:: Exercise objective ::
Determine the number of lines that have the string "внебюджетных" in them, and give only that number.

Extracted data entries

---------------

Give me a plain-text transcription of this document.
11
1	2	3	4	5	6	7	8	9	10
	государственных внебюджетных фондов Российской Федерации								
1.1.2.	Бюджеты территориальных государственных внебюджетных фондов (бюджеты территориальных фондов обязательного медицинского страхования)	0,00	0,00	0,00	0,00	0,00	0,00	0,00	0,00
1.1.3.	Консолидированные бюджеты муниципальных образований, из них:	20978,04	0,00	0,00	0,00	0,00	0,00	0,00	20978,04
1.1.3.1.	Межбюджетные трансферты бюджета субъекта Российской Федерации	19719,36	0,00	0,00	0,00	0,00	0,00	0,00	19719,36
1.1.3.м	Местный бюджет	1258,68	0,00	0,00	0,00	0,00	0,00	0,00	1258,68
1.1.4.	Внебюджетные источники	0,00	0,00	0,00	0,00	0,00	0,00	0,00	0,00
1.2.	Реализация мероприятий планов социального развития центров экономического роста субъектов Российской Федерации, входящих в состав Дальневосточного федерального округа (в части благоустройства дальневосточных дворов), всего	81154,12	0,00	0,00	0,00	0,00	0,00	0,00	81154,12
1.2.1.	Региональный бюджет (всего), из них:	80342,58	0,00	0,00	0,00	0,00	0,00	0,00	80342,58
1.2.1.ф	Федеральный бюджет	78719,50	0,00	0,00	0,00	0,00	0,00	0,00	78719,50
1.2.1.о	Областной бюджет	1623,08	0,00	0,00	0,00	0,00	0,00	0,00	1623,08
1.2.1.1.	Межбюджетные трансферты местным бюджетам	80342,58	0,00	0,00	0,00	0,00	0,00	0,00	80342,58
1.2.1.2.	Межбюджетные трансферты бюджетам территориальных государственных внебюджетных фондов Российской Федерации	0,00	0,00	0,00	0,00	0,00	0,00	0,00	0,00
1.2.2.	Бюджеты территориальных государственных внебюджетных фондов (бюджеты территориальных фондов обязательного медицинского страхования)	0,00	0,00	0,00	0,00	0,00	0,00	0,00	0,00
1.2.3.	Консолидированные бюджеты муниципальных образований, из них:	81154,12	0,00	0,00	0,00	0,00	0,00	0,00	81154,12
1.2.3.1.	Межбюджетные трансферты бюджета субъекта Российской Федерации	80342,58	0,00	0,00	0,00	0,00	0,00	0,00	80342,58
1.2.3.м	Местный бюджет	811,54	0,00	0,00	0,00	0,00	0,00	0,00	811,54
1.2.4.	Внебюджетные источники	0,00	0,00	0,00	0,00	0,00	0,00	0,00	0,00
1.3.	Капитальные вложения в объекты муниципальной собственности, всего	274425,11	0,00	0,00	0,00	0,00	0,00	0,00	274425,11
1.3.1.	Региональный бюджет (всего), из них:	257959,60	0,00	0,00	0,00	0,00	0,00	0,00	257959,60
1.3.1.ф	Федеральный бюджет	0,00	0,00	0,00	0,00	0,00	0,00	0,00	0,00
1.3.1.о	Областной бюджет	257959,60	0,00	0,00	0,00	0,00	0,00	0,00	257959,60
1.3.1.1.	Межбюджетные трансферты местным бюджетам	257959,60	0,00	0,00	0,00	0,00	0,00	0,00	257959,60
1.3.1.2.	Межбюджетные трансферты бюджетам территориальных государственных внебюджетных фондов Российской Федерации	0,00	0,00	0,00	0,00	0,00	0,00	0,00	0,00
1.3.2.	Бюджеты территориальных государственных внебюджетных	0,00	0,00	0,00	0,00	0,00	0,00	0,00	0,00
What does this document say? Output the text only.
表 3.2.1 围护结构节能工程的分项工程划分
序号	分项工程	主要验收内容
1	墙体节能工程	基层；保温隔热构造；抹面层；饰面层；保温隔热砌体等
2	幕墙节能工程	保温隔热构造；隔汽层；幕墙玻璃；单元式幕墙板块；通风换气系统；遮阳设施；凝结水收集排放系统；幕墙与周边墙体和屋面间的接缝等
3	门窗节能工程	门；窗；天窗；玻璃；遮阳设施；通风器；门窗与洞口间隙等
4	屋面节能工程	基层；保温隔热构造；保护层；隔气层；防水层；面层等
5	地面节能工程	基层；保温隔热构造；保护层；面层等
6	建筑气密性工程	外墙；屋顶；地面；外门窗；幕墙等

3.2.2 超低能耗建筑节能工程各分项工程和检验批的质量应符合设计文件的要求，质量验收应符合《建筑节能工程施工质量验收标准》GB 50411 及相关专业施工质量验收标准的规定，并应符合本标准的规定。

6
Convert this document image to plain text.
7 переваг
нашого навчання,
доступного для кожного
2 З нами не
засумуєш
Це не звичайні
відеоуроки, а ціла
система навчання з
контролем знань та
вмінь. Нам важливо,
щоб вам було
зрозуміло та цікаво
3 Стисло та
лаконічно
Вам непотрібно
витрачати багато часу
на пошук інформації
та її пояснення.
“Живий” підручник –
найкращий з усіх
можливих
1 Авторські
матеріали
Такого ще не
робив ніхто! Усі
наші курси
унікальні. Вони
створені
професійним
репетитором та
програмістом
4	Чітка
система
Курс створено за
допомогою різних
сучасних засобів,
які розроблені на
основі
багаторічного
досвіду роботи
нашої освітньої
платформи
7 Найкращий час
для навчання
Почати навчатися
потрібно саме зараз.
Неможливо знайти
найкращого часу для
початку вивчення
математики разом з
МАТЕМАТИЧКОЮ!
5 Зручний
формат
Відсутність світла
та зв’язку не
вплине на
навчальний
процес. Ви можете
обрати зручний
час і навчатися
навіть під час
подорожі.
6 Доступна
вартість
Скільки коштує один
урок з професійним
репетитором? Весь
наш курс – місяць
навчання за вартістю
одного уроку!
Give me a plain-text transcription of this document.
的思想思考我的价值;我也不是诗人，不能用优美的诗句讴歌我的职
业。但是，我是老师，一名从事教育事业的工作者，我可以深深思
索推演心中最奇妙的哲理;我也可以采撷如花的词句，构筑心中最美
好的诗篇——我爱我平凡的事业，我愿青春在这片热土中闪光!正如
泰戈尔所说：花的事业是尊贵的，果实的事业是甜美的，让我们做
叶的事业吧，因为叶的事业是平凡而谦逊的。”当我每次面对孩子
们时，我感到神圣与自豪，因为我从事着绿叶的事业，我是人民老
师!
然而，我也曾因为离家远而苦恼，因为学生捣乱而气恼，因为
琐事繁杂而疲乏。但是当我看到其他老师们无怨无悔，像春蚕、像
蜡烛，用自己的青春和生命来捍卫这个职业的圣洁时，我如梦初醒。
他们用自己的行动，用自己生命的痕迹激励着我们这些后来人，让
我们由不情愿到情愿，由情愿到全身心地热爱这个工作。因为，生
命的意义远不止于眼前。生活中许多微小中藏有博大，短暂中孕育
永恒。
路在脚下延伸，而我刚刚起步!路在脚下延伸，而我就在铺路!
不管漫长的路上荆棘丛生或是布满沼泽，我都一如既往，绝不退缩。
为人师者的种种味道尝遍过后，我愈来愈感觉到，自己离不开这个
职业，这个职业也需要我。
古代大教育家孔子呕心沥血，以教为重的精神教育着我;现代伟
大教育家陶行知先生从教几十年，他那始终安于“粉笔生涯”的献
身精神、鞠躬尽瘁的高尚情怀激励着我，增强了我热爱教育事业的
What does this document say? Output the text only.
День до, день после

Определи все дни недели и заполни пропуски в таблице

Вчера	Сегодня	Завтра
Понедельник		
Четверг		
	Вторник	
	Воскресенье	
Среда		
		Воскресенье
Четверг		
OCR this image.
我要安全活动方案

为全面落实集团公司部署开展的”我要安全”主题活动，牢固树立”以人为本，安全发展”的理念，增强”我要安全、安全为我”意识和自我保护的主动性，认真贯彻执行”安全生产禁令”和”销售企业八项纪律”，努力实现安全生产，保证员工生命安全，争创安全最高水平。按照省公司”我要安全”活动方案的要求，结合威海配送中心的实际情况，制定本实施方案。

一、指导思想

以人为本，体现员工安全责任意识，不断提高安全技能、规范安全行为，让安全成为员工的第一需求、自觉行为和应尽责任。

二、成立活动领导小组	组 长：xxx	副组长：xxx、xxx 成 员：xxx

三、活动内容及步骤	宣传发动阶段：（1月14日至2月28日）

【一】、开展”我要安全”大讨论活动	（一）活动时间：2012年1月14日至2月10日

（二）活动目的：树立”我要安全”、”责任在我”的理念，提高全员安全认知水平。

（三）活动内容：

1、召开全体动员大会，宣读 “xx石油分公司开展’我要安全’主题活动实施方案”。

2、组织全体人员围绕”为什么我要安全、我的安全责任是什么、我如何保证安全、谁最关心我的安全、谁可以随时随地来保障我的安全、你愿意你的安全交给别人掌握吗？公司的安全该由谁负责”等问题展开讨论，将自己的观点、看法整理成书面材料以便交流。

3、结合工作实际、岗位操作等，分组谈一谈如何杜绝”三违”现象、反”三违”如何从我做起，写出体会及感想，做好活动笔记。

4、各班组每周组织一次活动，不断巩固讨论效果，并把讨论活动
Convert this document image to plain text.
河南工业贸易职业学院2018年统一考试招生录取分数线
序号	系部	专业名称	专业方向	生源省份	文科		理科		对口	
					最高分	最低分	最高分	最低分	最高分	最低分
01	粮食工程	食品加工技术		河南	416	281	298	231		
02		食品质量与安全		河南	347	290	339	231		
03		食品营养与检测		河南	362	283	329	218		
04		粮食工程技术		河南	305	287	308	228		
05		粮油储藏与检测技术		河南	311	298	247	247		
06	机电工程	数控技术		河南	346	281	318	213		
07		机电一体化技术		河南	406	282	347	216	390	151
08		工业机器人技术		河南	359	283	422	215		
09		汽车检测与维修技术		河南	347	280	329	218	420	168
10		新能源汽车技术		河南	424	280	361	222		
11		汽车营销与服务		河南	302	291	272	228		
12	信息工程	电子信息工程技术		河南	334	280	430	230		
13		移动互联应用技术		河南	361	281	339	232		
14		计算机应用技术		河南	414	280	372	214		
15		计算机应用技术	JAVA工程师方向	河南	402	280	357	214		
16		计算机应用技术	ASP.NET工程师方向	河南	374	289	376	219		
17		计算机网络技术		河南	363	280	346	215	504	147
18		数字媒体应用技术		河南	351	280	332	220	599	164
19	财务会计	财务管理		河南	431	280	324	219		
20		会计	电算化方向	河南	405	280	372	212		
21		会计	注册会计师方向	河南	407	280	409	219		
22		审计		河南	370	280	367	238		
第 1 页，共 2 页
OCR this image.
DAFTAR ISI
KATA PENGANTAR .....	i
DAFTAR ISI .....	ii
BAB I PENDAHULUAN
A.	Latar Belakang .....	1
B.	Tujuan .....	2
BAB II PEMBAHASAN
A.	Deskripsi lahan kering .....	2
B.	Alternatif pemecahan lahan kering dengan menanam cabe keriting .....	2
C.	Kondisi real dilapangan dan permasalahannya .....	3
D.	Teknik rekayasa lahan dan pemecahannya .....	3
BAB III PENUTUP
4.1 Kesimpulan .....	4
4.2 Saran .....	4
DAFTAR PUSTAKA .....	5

---------------

:: Solution to this task ::
6